* Start EXTRACTED RECORDS *

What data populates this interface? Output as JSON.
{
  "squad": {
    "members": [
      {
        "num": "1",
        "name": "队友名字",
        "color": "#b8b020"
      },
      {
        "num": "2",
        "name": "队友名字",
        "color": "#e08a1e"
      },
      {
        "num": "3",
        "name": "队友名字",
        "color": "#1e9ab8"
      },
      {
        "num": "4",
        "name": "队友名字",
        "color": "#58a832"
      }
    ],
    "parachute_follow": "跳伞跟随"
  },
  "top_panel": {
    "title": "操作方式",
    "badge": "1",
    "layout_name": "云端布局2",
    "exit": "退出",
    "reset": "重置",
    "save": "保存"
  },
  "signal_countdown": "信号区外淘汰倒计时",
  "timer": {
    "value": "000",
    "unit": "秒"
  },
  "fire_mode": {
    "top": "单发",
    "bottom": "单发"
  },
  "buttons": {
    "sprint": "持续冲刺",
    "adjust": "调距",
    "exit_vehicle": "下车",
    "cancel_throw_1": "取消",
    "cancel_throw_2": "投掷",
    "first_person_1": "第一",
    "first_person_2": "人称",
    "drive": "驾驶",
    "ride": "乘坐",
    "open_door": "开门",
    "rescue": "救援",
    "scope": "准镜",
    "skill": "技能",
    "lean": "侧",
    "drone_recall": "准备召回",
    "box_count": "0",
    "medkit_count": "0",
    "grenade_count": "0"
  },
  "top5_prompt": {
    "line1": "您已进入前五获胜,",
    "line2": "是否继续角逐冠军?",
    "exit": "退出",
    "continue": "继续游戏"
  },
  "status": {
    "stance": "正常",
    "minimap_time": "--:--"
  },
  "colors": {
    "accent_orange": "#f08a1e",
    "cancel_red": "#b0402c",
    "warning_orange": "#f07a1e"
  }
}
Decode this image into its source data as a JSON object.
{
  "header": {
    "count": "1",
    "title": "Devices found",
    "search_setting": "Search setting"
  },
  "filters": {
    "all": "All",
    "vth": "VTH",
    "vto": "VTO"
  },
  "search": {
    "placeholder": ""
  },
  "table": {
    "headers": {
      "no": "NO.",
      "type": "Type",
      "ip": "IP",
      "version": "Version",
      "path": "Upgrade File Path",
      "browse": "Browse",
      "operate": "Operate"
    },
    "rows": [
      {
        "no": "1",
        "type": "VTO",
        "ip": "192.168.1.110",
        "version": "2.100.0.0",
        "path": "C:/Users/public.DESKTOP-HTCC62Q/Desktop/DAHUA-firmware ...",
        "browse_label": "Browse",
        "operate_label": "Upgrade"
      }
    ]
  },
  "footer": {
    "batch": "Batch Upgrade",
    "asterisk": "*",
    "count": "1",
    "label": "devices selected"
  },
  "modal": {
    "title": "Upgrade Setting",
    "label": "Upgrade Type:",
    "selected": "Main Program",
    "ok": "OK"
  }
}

* End EXTRACTED RECORDS *

BRIEF – Set down all of the entries exactly, please.

THE ANSWER –
What data populates this interface? Output as JSON.
{
  "squad": {
    "members": [
      {
        "num": "1",
        "name": "队友名字",
        "color": "#b8b020"
      },
      {
        "num": "2",
        "name": "队友名字",
        "color": "#e08a1e"
      },
      {
        "num": "3",
        "name": "队友名字",
        "color": "#1e9ab8"
      },
      {
        "num": "4",
        "name": "队友名字",
        "color": "#58a832"
      }
    ],
    "parachute_follow": "跳伞跟随"
  },
  "top_panel": {
    "title": "操作方式",
    "badge": "1",
    "layout_name": "云端布局2",
    "exit": "退出",
    "reset": "重置",
    "save": "保存"
  },
  "signal_countdown": "信号区外淘汰倒计时",
  "timer": {
    "value": "000",
    "unit": "秒"
  },
  "fire_mode": {
    "top": "单发",
    "bottom": "单发"
  },
  "buttons": {
    "sprint": "持续冲刺",
    "adjust": "调距",
    "exit_vehicle": "下车",
    "cancel_throw_1": "取消",
    "cancel_throw_2": "投掷",
    "first_person_1": "第一",
    "first_person_2": "人称",
    "drive": "驾驶",
    "ride": "乘坐",
    "open_door": "开门",
    "rescue": "救援",
    "scope": "准镜",
    "skill": "技能",
    "lean": "侧",
    "drone_recall": "准备召回",
    "box_count": "0",
    "medkit_count": "0",
    "grenade_count": "0"
  },
  "top5_prompt": {
    "line1": "您已进入前五获胜,",
    "line2": "是否继续角逐冠军?",
    "exit": "退出",
    "continue": "继续游戏"
  },
  "status": {
    "stance": "正常",
    "minimap_time": "--:--"
  },
  "colors": {
    "accent_orange": "#f08a1e",
    "cancel_red": "#b0402c",
    "warning_orange": "#f07a1e"
  }
}
Decode this image into its source data as a JSON object.
{
  "header": {
    "count": "1",
    "title": "Devices found",
    "search_setting": "Search setting"
  },
  "filters": {
    "all": "All",
    "vth": "VTH",
    "vto": "VTO"
  },
  "search": {
    "placeholder": ""
  },
  "table": {
    "headers": {
      "no": "NO.",
      "type": "Type",
      "ip": "IP",
      "version": "Version",
      "path": "Upgrade File Path",
      "browse": "Browse",
      "operate": "Operate"
    },
    "rows": [
      {
        "no": "1",
        "type": "VTO",
        "ip": "192.168.1.110",
        "version": "2.100.0.0",
        "path": "C:/Users/public.DESKTOP-HTCC62Q/Desktop/DAHUA-firmware ...",
        "browse_label": "Browse",
        "operate_label": "Upgrade"
      }
    ]
  },
  "footer": {
    "batch": "Batch Upgrade",
    "asterisk": "*",
    "count": "1",
    "label": "devices selected"
  },
  "modal": {
    "title": "Upgrade Setting",
    "label": "Upgrade Type:",
    "selected": "Main Program",
    "ok": "OK"
  }
}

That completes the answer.